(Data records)
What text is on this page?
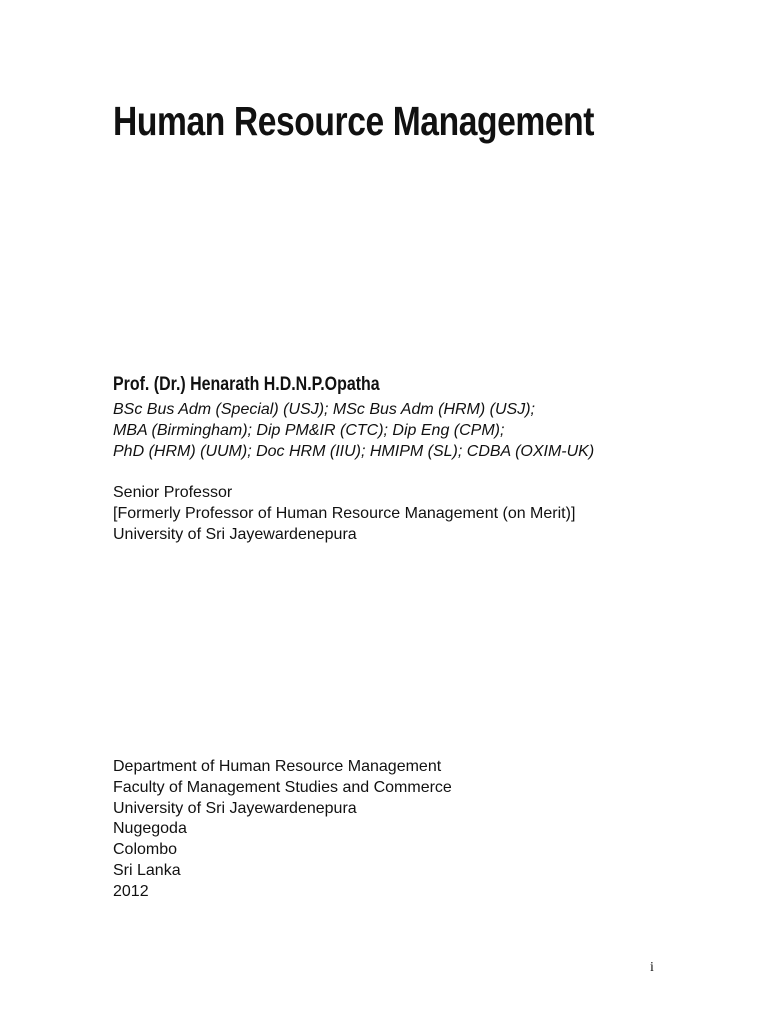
Human Resource Management
Prof. (Dr.) Henarath H.D.N.P.Opatha
BSc Bus Adm (Special) (USJ); MSc Bus Adm (HRM) (USJ);
MBA (Birmingham); Dip PM&IR (CTC); Dip Eng (CPM);
PhD (HRM) (UUM); Doc HRM (IIU); HMIPM (SL); CDBA (OXIM-UK)
Senior Professor
[Formerly Professor of Human Resource Management (on Merit)]
University of Sri Jayewardenepura
Department of Human Resource Management
Faculty of Management Studies and Commerce
University of Sri Jayewardenepura
Nugegoda
Colombo
Sri Lanka
2012
i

AIM OF THE TASK — Write the entries above out again exactly, but not the pictures.

ANSWER —
What text is on this page?
Human Resource Management
Prof. (Dr.) Henarath H.D.N.P.Opatha
BSc Bus Adm (Special) (USJ); MSc Bus Adm (HRM) (USJ);
MBA (Birmingham); Dip PM&IR (CTC); Dip Eng (CPM);
PhD (HRM) (UUM); Doc HRM (IIU); HMIPM (SL); CDBA (OXIM-UK)
Senior Professor
[Formerly Professor of Human Resource Management (on Merit)]
University of Sri Jayewardenepura
Department of Human Resource Management
Faculty of Management Studies and Commerce
University of Sri Jayewardenepura
Nugegoda
Colombo
Sri Lanka
2012
i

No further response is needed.